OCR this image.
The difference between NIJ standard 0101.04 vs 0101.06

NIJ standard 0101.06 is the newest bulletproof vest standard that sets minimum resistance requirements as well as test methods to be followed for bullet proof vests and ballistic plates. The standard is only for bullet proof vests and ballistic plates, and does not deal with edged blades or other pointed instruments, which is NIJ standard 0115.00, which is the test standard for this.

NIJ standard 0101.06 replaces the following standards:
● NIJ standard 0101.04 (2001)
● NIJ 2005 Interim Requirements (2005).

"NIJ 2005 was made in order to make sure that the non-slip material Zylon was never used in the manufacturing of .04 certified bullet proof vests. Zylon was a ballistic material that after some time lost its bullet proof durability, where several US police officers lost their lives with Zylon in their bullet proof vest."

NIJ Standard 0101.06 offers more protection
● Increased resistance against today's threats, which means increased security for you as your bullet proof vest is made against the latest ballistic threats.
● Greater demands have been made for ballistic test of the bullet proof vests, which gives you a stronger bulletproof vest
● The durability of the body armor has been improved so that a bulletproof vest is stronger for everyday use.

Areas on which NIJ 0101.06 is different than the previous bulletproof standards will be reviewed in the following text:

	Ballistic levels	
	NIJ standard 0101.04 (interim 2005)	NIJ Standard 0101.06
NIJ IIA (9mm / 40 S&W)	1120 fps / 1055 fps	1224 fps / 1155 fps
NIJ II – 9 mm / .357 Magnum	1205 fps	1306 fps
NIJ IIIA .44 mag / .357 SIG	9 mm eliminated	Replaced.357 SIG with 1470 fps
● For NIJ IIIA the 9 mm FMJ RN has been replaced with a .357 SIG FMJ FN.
::::
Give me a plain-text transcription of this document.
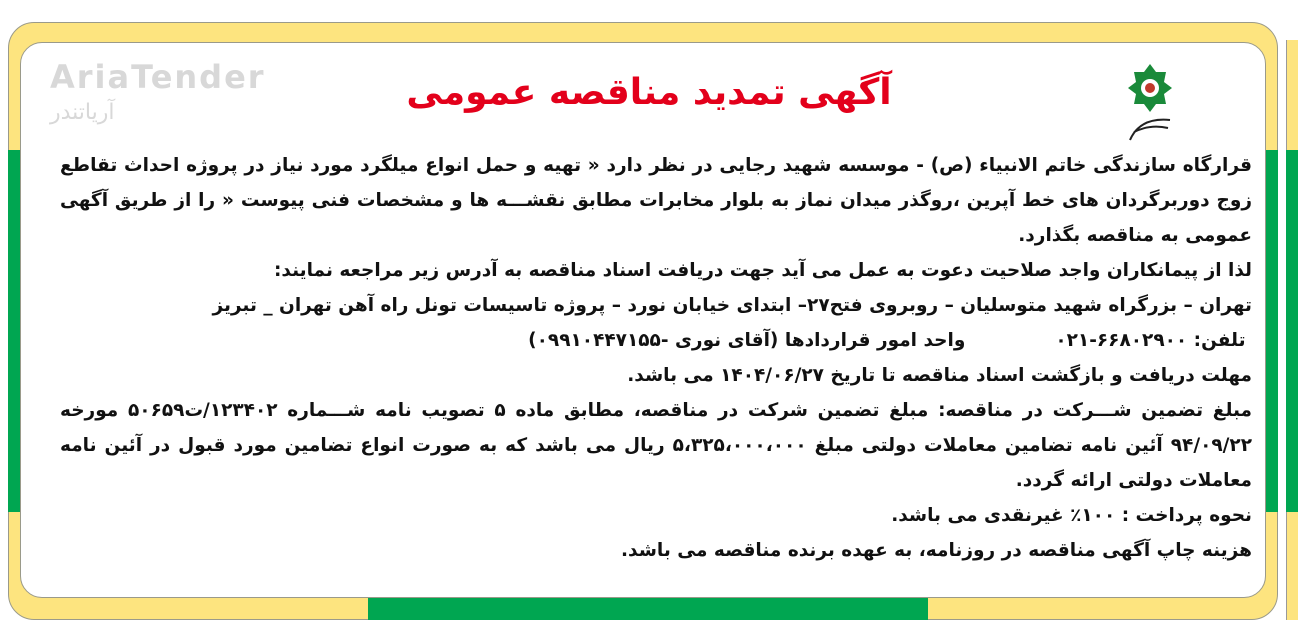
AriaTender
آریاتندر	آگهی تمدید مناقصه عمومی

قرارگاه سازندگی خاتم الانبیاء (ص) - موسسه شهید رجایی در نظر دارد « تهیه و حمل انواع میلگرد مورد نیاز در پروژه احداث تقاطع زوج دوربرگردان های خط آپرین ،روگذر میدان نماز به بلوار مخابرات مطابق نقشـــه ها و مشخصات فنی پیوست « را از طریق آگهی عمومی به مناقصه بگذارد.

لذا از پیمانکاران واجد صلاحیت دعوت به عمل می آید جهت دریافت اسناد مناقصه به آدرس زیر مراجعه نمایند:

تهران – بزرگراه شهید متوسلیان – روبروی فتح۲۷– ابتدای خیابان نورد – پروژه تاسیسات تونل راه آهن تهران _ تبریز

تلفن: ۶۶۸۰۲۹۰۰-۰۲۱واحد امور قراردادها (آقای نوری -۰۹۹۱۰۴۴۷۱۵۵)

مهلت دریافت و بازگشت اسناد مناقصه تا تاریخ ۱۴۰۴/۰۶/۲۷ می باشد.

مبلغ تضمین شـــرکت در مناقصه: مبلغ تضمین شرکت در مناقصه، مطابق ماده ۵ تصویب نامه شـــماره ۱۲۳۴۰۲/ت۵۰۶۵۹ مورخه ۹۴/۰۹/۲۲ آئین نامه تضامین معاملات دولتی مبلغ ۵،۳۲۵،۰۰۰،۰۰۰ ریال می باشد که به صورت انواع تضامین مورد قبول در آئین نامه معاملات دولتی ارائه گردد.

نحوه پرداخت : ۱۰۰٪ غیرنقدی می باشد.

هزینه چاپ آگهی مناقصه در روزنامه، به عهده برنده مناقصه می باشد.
::::
What is needed = Look through the records and gather each line with the word "اسناد".

Correct response =
لذا از پیمانکاران واجد صلاحیت دعوت به عمل می آید جهت دریافت اسناد مناقصه به آدرس زیر مراجعه نمایند:
مهلت دریافت و بازگشت اسناد مناقصه تا تاریخ ۱۴۰۴/۰۶/۲۷ می باشد.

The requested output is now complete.